Task objective :: Quote the records that follow in full and exactly; leave out the pictures.

Dataset extract ::

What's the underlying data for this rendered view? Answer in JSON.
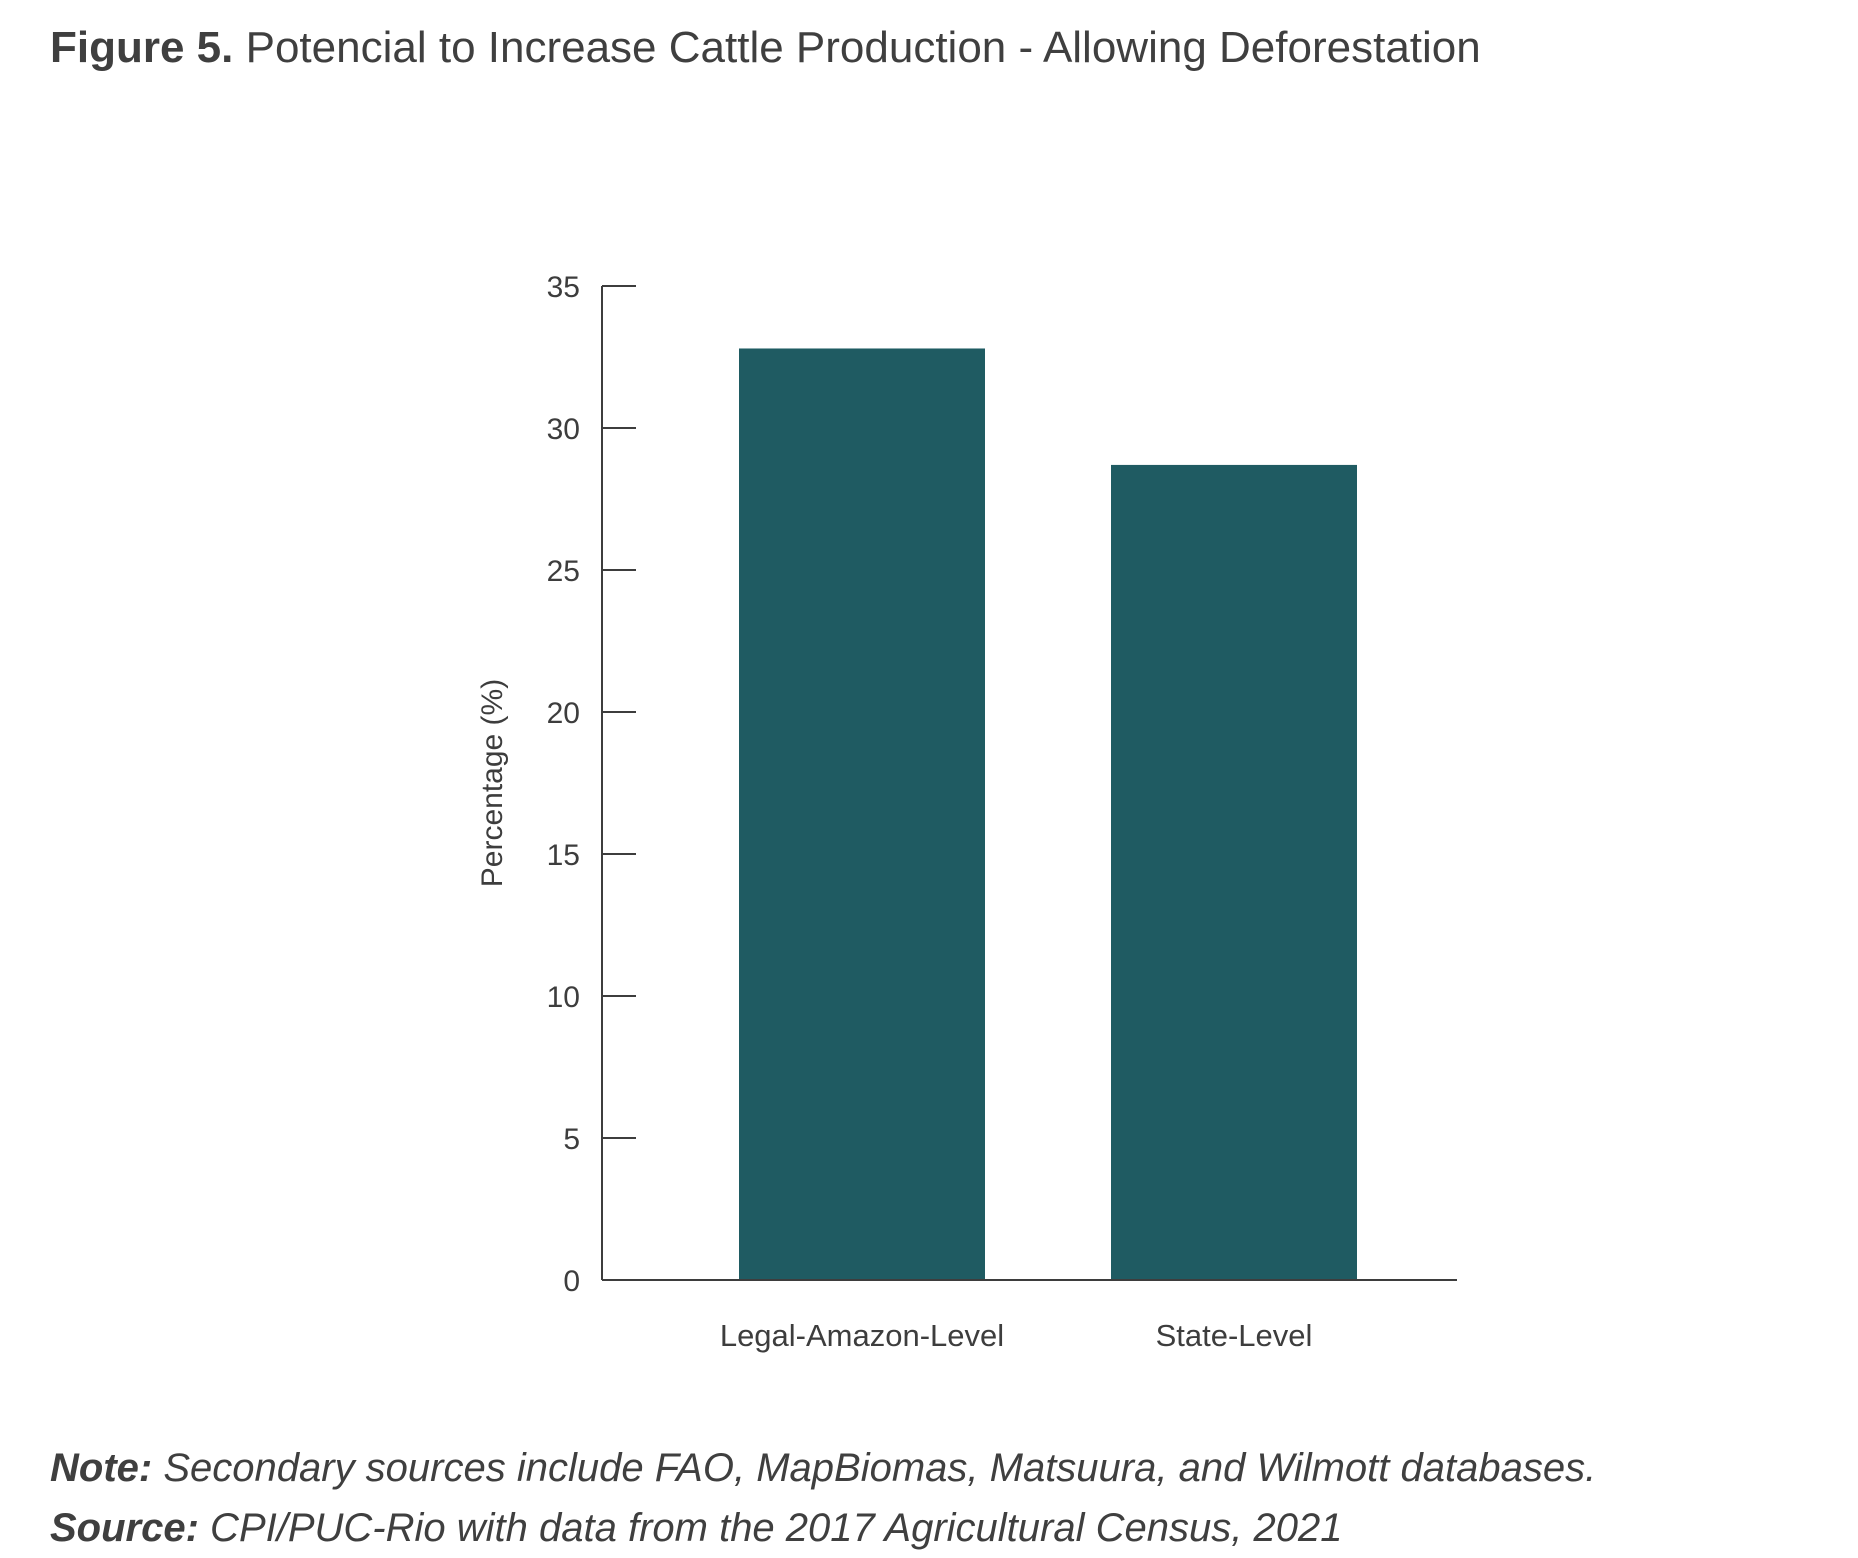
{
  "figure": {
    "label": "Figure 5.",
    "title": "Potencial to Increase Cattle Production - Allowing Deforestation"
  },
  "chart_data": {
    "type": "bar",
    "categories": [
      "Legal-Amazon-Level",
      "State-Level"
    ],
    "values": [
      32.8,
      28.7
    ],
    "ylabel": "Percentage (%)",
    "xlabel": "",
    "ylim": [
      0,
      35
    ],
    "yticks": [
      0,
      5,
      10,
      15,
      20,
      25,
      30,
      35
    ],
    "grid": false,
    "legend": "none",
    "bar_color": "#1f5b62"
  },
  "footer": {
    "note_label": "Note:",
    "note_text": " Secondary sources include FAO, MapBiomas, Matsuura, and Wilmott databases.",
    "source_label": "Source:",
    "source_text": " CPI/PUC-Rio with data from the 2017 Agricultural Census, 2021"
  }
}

Written solution ::
What's the underlying data for this rendered view? Answer in JSON.
{
  "figure": {
    "label": "Figure 5.",
    "title": "Potencial to Increase Cattle Production - Allowing Deforestation"
  },
  "chart_data": {
    "type": "bar",
    "categories": [
      "Legal-Amazon-Level",
      "State-Level"
    ],
    "values": [
      32.8,
      28.7
    ],
    "ylabel": "Percentage (%)",
    "xlabel": "",
    "ylim": [
      0,
      35
    ],
    "yticks": [
      0,
      5,
      10,
      15,
      20,
      25,
      30,
      35
    ],
    "grid": false,
    "legend": "none",
    "bar_color": "#1f5b62"
  },
  "footer": {
    "note_label": "Note:",
    "note_text": " Secondary sources include FAO, MapBiomas, Matsuura, and Wilmott databases.",
    "source_label": "Source:",
    "source_text": " CPI/PUC-Rio with data from the 2017 Agricultural Census, 2021"
  }
}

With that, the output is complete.